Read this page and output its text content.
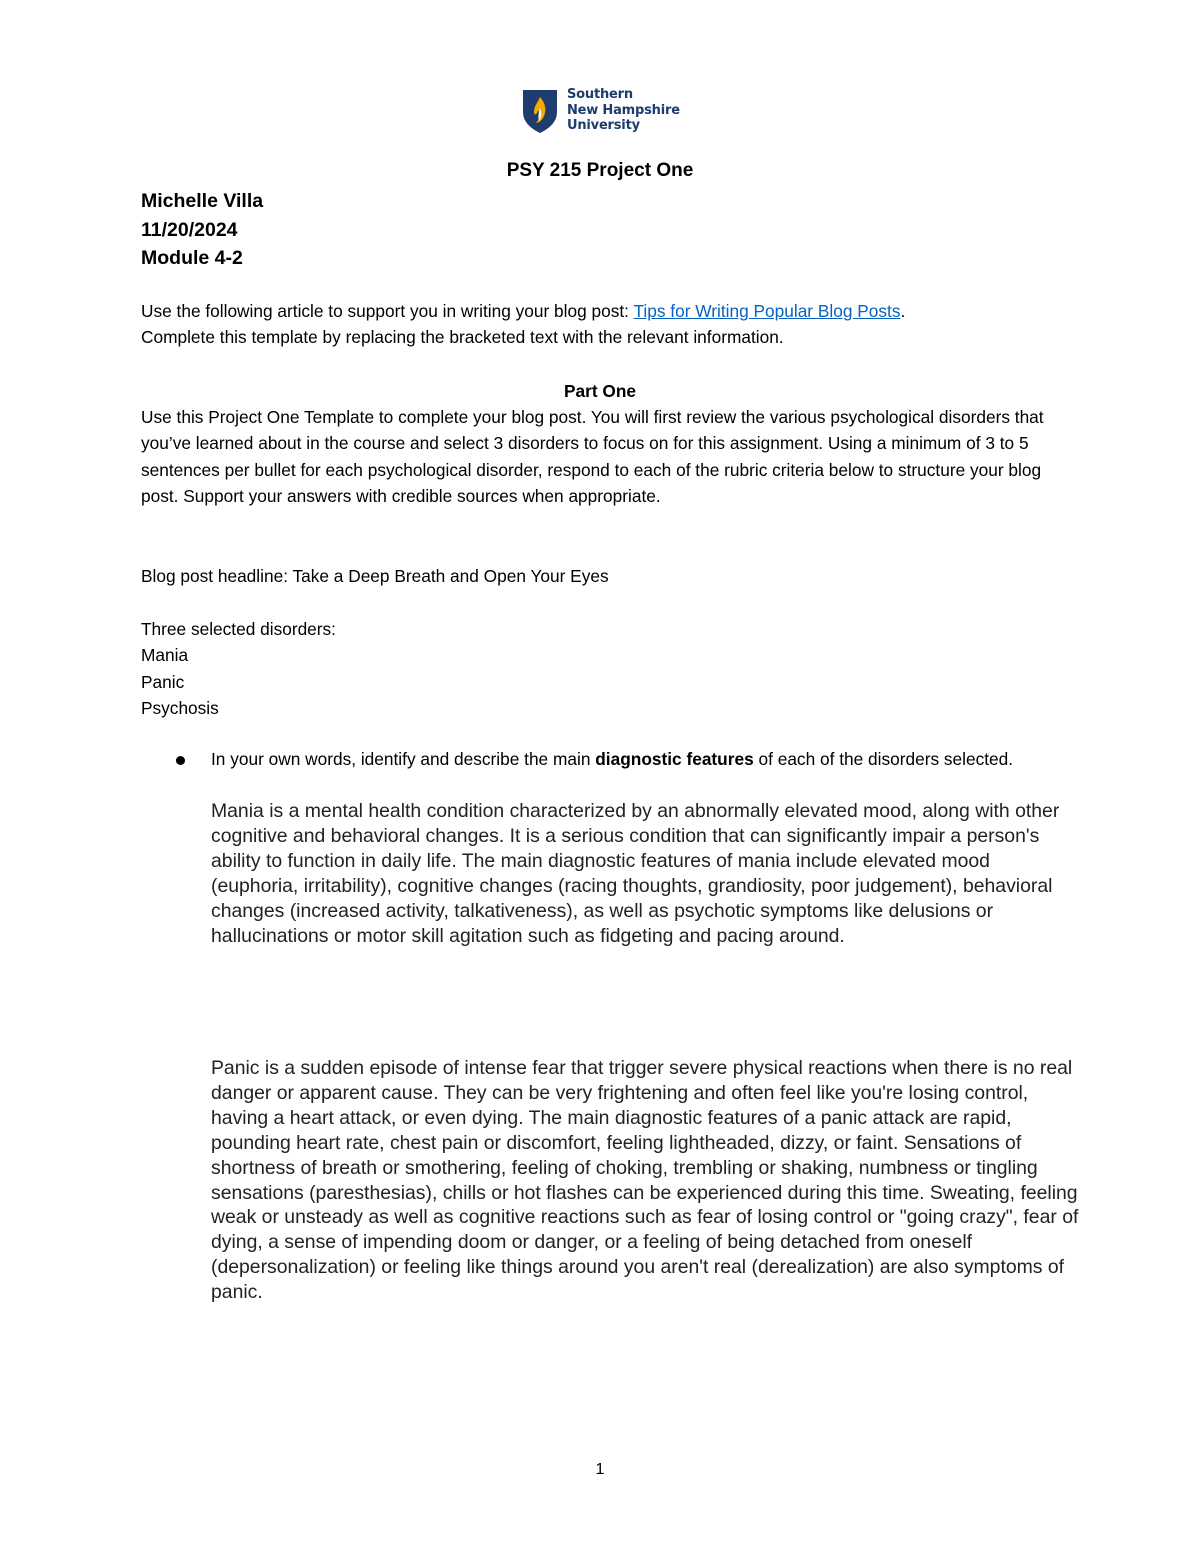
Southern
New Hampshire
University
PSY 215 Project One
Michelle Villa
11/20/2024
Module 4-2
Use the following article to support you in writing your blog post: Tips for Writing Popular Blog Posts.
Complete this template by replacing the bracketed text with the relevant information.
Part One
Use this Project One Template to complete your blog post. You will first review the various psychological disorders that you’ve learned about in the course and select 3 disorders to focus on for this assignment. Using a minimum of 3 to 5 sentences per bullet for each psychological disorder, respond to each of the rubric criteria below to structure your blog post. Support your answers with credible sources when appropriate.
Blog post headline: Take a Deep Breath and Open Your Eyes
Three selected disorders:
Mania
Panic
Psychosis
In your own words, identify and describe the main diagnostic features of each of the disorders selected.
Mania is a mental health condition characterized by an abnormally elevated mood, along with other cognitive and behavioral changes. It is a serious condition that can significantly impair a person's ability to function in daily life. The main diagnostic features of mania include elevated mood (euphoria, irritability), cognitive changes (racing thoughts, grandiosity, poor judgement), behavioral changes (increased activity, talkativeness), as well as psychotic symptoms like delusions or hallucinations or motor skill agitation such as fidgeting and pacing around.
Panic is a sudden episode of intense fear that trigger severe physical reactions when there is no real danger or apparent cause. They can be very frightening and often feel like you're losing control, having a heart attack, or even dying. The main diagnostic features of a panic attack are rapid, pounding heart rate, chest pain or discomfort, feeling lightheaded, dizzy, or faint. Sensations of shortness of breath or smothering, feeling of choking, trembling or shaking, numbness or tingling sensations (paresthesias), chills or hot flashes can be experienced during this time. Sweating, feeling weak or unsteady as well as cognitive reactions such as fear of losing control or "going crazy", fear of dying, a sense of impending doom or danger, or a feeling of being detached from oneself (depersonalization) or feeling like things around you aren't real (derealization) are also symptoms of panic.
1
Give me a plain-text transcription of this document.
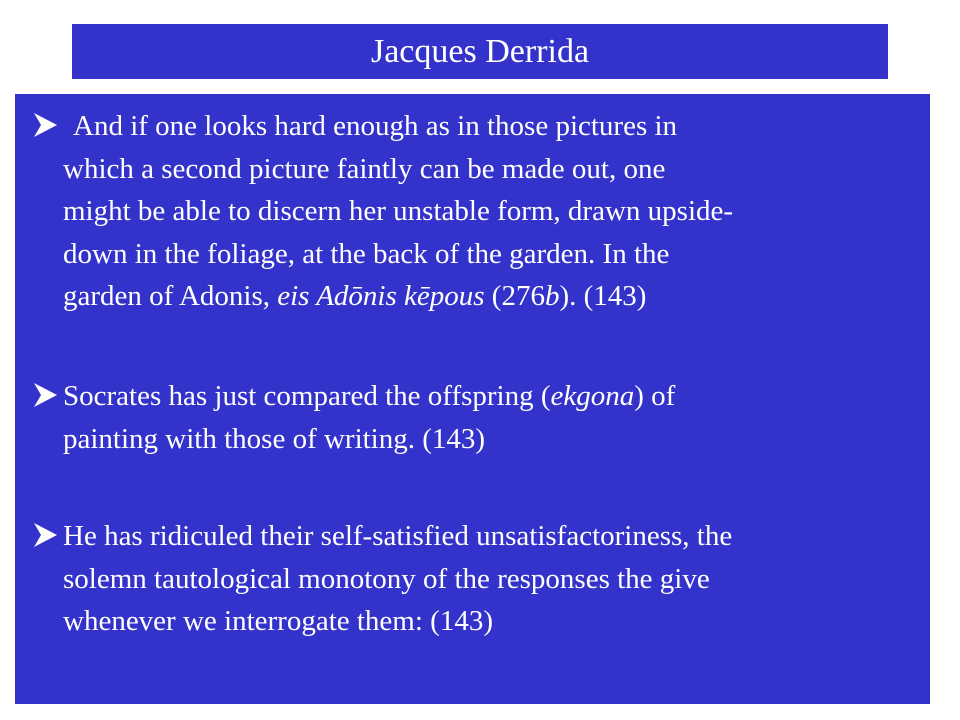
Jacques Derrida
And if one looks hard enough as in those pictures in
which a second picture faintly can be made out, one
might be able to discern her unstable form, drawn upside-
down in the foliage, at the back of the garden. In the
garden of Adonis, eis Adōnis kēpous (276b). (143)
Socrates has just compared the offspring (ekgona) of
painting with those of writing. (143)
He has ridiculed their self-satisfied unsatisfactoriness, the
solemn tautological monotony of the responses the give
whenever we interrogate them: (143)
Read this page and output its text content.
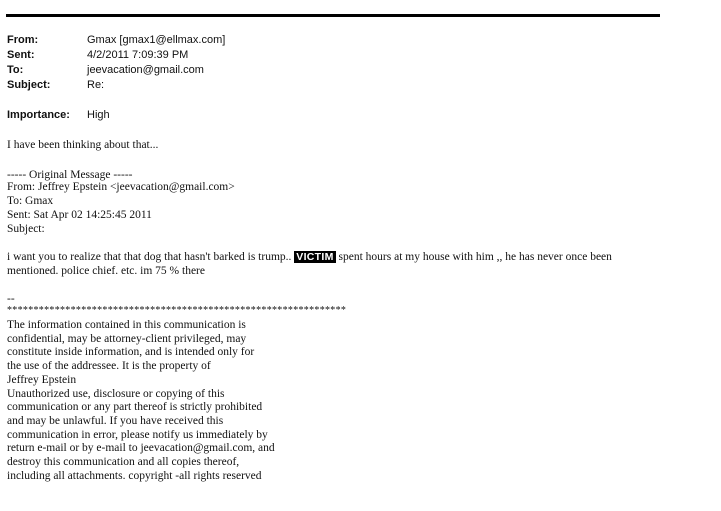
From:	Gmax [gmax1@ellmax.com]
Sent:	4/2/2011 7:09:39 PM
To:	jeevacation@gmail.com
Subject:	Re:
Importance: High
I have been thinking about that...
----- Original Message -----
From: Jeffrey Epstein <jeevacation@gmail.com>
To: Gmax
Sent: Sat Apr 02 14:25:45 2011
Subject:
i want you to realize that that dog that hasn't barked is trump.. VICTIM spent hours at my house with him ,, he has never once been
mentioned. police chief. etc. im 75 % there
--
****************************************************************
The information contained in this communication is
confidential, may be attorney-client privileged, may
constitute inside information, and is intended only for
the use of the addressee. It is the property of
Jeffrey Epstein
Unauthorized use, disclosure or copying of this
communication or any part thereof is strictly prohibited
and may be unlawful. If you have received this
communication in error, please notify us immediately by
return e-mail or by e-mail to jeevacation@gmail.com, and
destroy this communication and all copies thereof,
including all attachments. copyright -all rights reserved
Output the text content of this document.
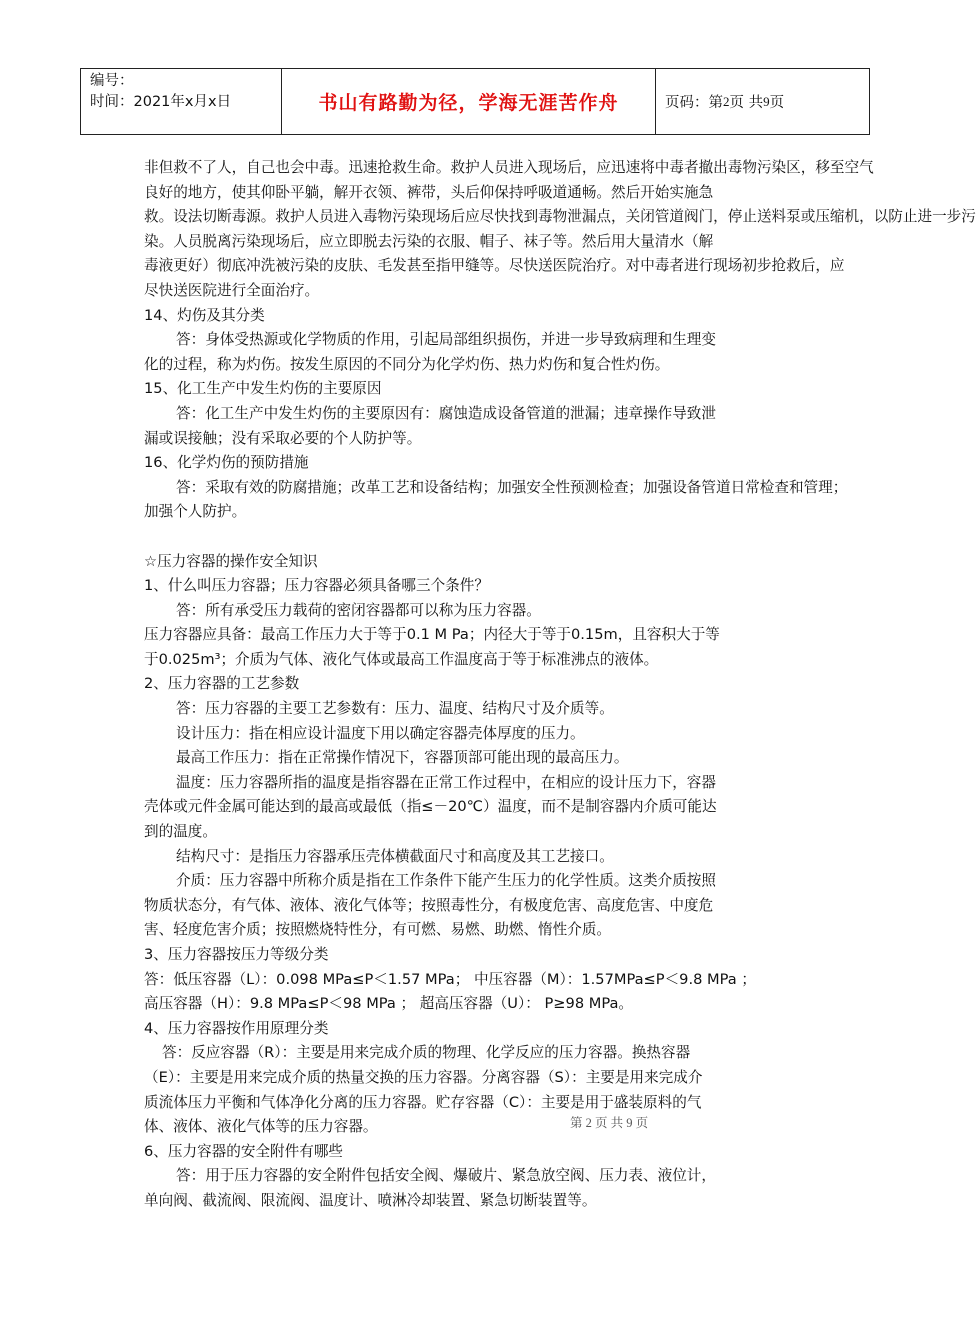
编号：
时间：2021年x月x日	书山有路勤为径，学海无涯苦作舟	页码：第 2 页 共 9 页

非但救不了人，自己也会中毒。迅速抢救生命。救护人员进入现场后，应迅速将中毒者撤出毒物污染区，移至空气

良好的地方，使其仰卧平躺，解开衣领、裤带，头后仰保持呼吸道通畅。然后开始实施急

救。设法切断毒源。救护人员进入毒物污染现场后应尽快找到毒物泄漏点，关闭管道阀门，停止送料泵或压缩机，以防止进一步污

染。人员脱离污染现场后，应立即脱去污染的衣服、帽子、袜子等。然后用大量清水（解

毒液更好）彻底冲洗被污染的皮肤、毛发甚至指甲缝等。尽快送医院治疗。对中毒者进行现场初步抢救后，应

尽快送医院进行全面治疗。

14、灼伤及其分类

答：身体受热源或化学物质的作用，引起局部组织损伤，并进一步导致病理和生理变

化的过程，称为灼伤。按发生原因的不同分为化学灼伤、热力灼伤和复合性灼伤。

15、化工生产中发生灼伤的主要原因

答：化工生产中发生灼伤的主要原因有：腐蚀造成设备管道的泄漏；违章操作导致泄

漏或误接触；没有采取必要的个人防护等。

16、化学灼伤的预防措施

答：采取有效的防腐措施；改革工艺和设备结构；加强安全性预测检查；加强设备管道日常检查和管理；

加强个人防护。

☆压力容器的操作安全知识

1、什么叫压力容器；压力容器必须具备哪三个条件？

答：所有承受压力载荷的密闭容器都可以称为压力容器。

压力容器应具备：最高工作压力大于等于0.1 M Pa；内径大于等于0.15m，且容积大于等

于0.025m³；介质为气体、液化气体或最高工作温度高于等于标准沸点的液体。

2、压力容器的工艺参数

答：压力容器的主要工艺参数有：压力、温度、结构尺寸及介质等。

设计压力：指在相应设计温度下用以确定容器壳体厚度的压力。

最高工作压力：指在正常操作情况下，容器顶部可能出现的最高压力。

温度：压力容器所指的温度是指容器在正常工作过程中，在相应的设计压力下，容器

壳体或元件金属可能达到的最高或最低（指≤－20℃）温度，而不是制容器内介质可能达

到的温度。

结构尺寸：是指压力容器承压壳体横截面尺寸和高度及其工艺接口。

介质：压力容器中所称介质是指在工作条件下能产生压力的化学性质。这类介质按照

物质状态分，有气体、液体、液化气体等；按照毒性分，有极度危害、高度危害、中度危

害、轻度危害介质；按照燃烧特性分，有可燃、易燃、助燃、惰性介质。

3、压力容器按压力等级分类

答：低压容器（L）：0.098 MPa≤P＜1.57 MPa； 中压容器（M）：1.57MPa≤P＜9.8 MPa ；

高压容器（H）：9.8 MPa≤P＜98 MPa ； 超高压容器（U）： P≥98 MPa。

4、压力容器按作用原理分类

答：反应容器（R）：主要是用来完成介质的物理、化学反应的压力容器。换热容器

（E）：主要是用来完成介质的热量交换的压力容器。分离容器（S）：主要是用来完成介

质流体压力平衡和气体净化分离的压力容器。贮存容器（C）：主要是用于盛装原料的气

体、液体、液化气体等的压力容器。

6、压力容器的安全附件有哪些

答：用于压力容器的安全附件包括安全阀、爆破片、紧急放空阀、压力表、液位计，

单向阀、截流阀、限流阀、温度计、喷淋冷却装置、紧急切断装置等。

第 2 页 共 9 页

Instructions for the task = Give an exact copy of the material, leaving out every picture.

Full output =
Read this page and output its text content.
Southern
New Hampshire
University
PSY 215 Project One
Michelle Villa
11/20/2024
Module 4-2
Use the following article to support you in writing your blog post: Tips for Writing Popular Blog Posts.
Complete this template by replacing the bracketed text with the relevant information.
Part One
Use this Project One Template to complete your blog post. You will first review the various psychological disorders that you’ve learned about in the course and select 3 disorders to focus on for this assignment. Using a minimum of 3 to 5 sentences per bullet for each psychological disorder, respond to each of the rubric criteria below to structure your blog post. Support your answers with credible sources when appropriate.
Blog post headline: Take a Deep Breath and Open Your Eyes
Three selected disorders:
Mania
Panic
Psychosis
In your own words, identify and describe the main diagnostic features of each of the disorders selected.
Mania is a mental health condition characterized by an abnormally elevated mood, along with other cognitive and behavioral changes. It is a serious condition that can significantly impair a person's ability to function in daily life. The main diagnostic features of mania include elevated mood (euphoria, irritability), cognitive changes (racing thoughts, grandiosity, poor judgement), behavioral changes (increased activity, talkativeness), as well as psychotic symptoms like delusions or hallucinations or motor skill agitation such as fidgeting and pacing around.
Panic is a sudden episode of intense fear that trigger severe physical reactions when there is no real danger or apparent cause. They can be very frightening and often feel like you're losing control, having a heart attack, or even dying. The main diagnostic features of a panic attack are rapid, pounding heart rate, chest pain or discomfort, feeling lightheaded, dizzy, or faint. Sensations of shortness of breath or smothering, feeling of choking, trembling or shaking, numbness or tingling sensations (paresthesias), chills or hot flashes can be experienced during this time. Sweating, feeling weak or unsteady as well as cognitive reactions such as fear of losing control or "going crazy", fear of dying, a sense of impending doom or danger, or a feeling of being detached from oneself (depersonalization) or feeling like things around you aren't real (derealization) are also symptoms of panic.
1
Give me a plain-text transcription of this document.
Jacques Derrida
And if one looks hard enough as in those pictures in
which a second picture faintly can be made out, one
might be able to discern her unstable form, drawn upside-
down in the foliage, at the back of the garden. In the
garden of Adonis, eis Adōnis kēpous (276b). (143)
Socrates has just compared the offspring (ekgona) of
painting with those of writing. (143)
He has ridiculed their self-satisfied unsatisfactoriness, the
solemn tautological monotony of the responses the give
whenever we interrogate them: (143)
Read this page and output its text content.
From:	Gmax [gmax1@ellmax.com]
Sent:	4/2/2011 7:09:39 PM
To:	jeevacation@gmail.com
Subject:	Re:
Importance: High
I have been thinking about that...
----- Original Message -----
From: Jeffrey Epstein <jeevacation@gmail.com>
To: Gmax
Sent: Sat Apr 02 14:25:45 2011
Subject:
i want you to realize that that dog that hasn't barked is trump.. VICTIM spent hours at my house with him ,, he has never once been
mentioned. police chief. etc. im 75 % there
--
****************************************************************
The information contained in this communication is
confidential, may be attorney-client privileged, may
constitute inside information, and is intended only for
the use of the addressee. It is the property of
Jeffrey Epstein
Unauthorized use, disclosure or copying of this
communication or any part thereof is strictly prohibited
and may be unlawful. If you have received this
communication in error, please notify us immediately by
return e-mail or by e-mail to jeevacation@gmail.com, and
destroy this communication and all copies thereof,
including all attachments. copyright -all rights reserved
Output the text content of this document.
编号：
时间：2021年x月x日	书山有路勤为径，学海无涯苦作舟	页码：第 2 页 共 9 页

非但救不了人，自己也会中毒。迅速抢救生命。救护人员进入现场后，应迅速将中毒者撤出毒物污染区，移至空气

良好的地方，使其仰卧平躺，解开衣领、裤带，头后仰保持呼吸道通畅。然后开始实施急

救。设法切断毒源。救护人员进入毒物污染现场后应尽快找到毒物泄漏点，关闭管道阀门，停止送料泵或压缩机，以防止进一步污

染。人员脱离污染现场后，应立即脱去污染的衣服、帽子、袜子等。然后用大量清水（解

毒液更好）彻底冲洗被污染的皮肤、毛发甚至指甲缝等。尽快送医院治疗。对中毒者进行现场初步抢救后，应

尽快送医院进行全面治疗。

14、灼伤及其分类

答：身体受热源或化学物质的作用，引起局部组织损伤，并进一步导致病理和生理变

化的过程，称为灼伤。按发生原因的不同分为化学灼伤、热力灼伤和复合性灼伤。

15、化工生产中发生灼伤的主要原因

答：化工生产中发生灼伤的主要原因有：腐蚀造成设备管道的泄漏；违章操作导致泄

漏或误接触；没有采取必要的个人防护等。

16、化学灼伤的预防措施

答：采取有效的防腐措施；改革工艺和设备结构；加强安全性预测检查；加强设备管道日常检查和管理；

加强个人防护。

☆压力容器的操作安全知识

1、什么叫压力容器；压力容器必须具备哪三个条件？

答：所有承受压力载荷的密闭容器都可以称为压力容器。

压力容器应具备：最高工作压力大于等于0.1 M Pa；内径大于等于0.15m，且容积大于等

于0.025m³；介质为气体、液化气体或最高工作温度高于等于标准沸点的液体。

2、压力容器的工艺参数

答：压力容器的主要工艺参数有：压力、温度、结构尺寸及介质等。

设计压力：指在相应设计温度下用以确定容器壳体厚度的压力。

最高工作压力：指在正常操作情况下，容器顶部可能出现的最高压力。

温度：压力容器所指的温度是指容器在正常工作过程中，在相应的设计压力下，容器

壳体或元件金属可能达到的最高或最低（指≤－20℃）温度，而不是制容器内介质可能达

到的温度。

结构尺寸：是指压力容器承压壳体横截面尺寸和高度及其工艺接口。

介质：压力容器中所称介质是指在工作条件下能产生压力的化学性质。这类介质按照

物质状态分，有气体、液体、液化气体等；按照毒性分，有极度危害、高度危害、中度危

害、轻度危害介质；按照燃烧特性分，有可燃、易燃、助燃、惰性介质。

3、压力容器按压力等级分类

答：低压容器（L）：0.098 MPa≤P＜1.57 MPa； 中压容器（M）：1.57MPa≤P＜9.8 MPa ；

高压容器（H）：9.8 MPa≤P＜98 MPa ； 超高压容器（U）： P≥98 MPa。

4、压力容器按作用原理分类

答：反应容器（R）：主要是用来完成介质的物理、化学反应的压力容器。换热容器

（E）：主要是用来完成介质的热量交换的压力容器。分离容器（S）：主要是用来完成介

质流体压力平衡和气体净化分离的压力容器。贮存容器（C）：主要是用于盛装原料的气

体、液体、液化气体等的压力容器。

6、压力容器的安全附件有哪些

答：用于压力容器的安全附件包括安全阀、爆破片、紧急放空阀、压力表、液位计，

单向阀、截流阀、限流阀、温度计、喷淋冷却装置、紧急切断装置等。

第 2 页 共 9 页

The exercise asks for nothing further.